Records for this task:
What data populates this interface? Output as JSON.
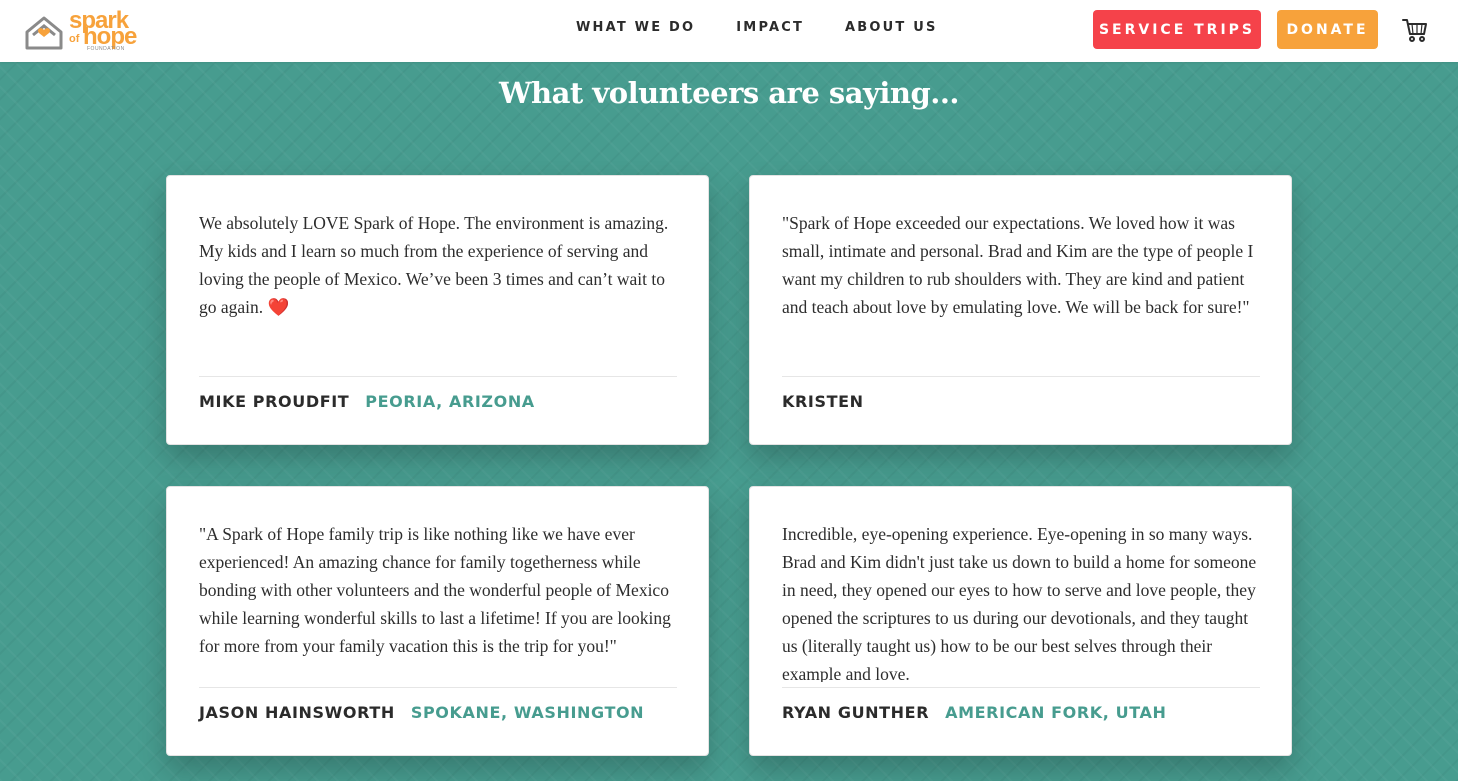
{
  "header": {
    "logo": {
      "spark": "spark",
      "of": "of",
      "hope": "hope",
      "foundation": "FOUNDATION",
      "icon": "house-heart-icon"
    },
    "nav": [
      {
        "label": "WHAT WE DO"
      },
      {
        "label": "IMPACT"
      },
      {
        "label": "ABOUT US"
      }
    ],
    "buttons": {
      "service_trips": "SERVICE TRIPS",
      "donate": "DONATE"
    },
    "cart_icon": "shopping-cart-icon"
  },
  "main": {
    "title": "What volunteers are saying...",
    "testimonials": [
      {
        "text": "We absolutely LOVE Spark of Hope. The environment is amazing. My kids and I learn so much from the experience of serving and loving the people of Mexico. We’ve been 3 times and can’t wait to go again. ❤️",
        "author": "MIKE PROUDFIT",
        "location": "PEORIA, ARIZONA"
      },
      {
        "text": "\"Spark of Hope exceeded our expectations. We loved how it was small, intimate and personal. Brad and Kim are the type of people I want my children to rub shoulders with. They are kind and patient and teach about love by emulating love. We will be back for sure!\"",
        "author": "KRISTEN",
        "location": ""
      },
      {
        "text": "\"A Spark of Hope family trip is like nothing like we have ever experienced! An amazing chance for family togetherness while bonding with other volunteers and the wonderful people of Mexico while learning wonderful skills to last a lifetime! If you are looking for more from your family vacation this is the trip for you!\"",
        "author": "JASON HAINSWORTH",
        "location": "SPOKANE, WASHINGTON"
      },
      {
        "text": "Incredible, eye-opening experience. Eye-opening in so many ways. Brad and Kim didn't just take us down to build a home for someone in need, they opened our eyes to how to serve and love people, they opened the scriptures to us during our devotionals, and they taught us (literally taught us) how to be our best selves through their example and love.",
        "author": "RYAN GUNTHER",
        "location": "AMERICAN FORK, UTAH"
      }
    ]
  },
  "colors": {
    "background_teal": "#479c8f",
    "service_trips_red": "#f5424a",
    "donate_orange": "#f7a23b",
    "location_teal": "#479c8f"
  }
}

Exercise goal: Reproduce the entries exactly. Do not carry over any picture.

Response to this task:
What data populates this interface? Output as JSON.
{
  "header": {
    "logo": {
      "spark": "spark",
      "of": "of",
      "hope": "hope",
      "foundation": "FOUNDATION",
      "icon": "house-heart-icon"
    },
    "nav": [
      {
        "label": "WHAT WE DO"
      },
      {
        "label": "IMPACT"
      },
      {
        "label": "ABOUT US"
      }
    ],
    "buttons": {
      "service_trips": "SERVICE TRIPS",
      "donate": "DONATE"
    },
    "cart_icon": "shopping-cart-icon"
  },
  "main": {
    "title": "What volunteers are saying...",
    "testimonials": [
      {
        "text": "We absolutely LOVE Spark of Hope. The environment is amazing. My kids and I learn so much from the experience of serving and loving the people of Mexico. We’ve been 3 times and can’t wait to go again. ❤️",
        "author": "MIKE PROUDFIT",
        "location": "PEORIA, ARIZONA"
      },
      {
        "text": "\"Spark of Hope exceeded our expectations. We loved how it was small, intimate and personal. Brad and Kim are the type of people I want my children to rub shoulders with. They are kind and patient and teach about love by emulating love. We will be back for sure!\"",
        "author": "KRISTEN",
        "location": ""
      },
      {
        "text": "\"A Spark of Hope family trip is like nothing like we have ever experienced! An amazing chance for family togetherness while bonding with other volunteers and the wonderful people of Mexico while learning wonderful skills to last a lifetime! If you are looking for more from your family vacation this is the trip for you!\"",
        "author": "JASON HAINSWORTH",
        "location": "SPOKANE, WASHINGTON"
      },
      {
        "text": "Incredible, eye-opening experience. Eye-opening in so many ways. Brad and Kim didn't just take us down to build a home for someone in need, they opened our eyes to how to serve and love people, they opened the scriptures to us during our devotionals, and they taught us (literally taught us) how to be our best selves through their example and love.",
        "author": "RYAN GUNTHER",
        "location": "AMERICAN FORK, UTAH"
      }
    ]
  },
  "colors": {
    "background_teal": "#479c8f",
    "service_trips_red": "#f5424a",
    "donate_orange": "#f7a23b",
    "location_teal": "#479c8f"
  }
}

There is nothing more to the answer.